Directive: For the entries below, how many lines include the word "Settings"? Give the figure and nothing more.
# Start of Exercise material
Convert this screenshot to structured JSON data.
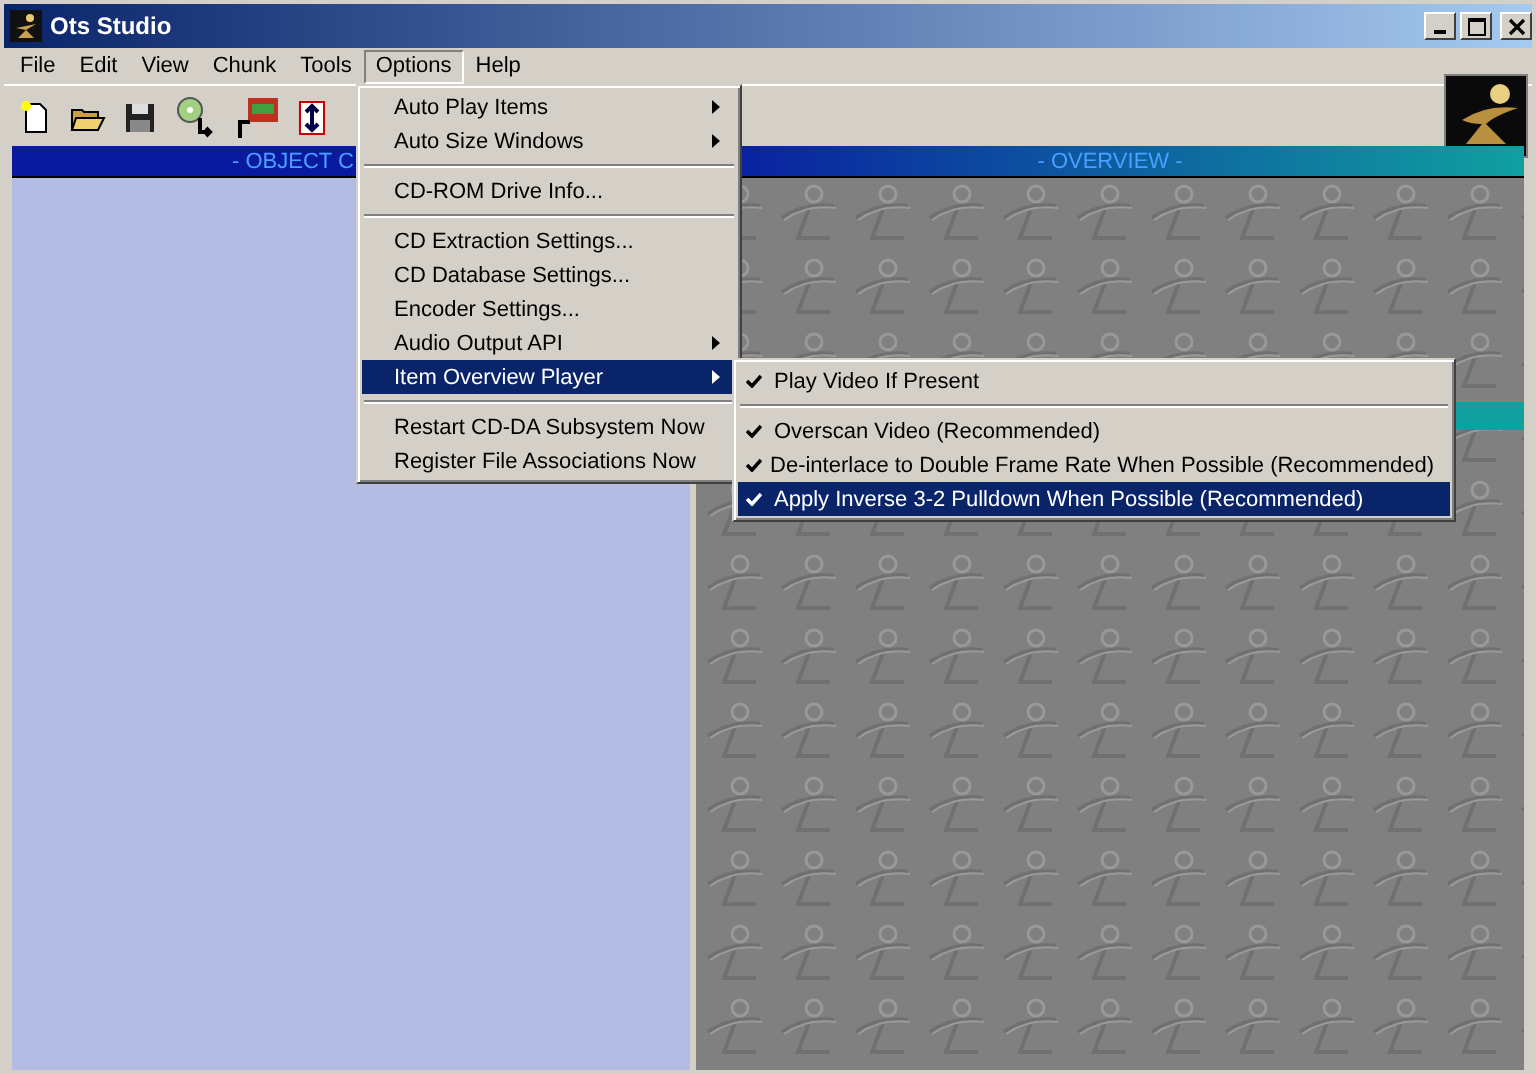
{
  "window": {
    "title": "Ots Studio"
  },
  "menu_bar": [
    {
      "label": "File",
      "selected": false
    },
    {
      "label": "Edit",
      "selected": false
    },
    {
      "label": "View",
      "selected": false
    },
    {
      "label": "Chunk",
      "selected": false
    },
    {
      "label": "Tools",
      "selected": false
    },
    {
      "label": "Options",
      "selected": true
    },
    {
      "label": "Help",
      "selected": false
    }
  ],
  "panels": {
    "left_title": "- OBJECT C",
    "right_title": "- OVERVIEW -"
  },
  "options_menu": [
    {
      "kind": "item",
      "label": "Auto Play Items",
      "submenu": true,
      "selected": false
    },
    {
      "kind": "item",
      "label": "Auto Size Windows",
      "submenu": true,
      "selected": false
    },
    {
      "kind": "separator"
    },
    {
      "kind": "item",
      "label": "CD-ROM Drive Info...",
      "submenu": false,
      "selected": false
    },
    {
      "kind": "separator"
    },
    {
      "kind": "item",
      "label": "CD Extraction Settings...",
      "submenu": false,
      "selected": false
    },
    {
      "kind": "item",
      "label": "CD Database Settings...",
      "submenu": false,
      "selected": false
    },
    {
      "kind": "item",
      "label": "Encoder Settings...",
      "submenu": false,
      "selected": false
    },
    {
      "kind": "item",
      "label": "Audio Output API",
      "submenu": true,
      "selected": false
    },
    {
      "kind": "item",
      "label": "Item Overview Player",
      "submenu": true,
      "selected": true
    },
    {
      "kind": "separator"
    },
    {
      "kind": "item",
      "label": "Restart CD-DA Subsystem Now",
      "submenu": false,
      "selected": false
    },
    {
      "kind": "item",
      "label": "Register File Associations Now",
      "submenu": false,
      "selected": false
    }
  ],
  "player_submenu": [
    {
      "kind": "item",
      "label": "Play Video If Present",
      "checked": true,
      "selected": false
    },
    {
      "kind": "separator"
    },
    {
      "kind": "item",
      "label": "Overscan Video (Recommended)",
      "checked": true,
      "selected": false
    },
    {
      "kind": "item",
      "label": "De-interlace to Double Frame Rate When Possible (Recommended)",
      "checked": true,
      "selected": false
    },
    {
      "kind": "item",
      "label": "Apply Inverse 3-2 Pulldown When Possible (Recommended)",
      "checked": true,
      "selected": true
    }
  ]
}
# End of Exercise material
Answer to this exercise: 3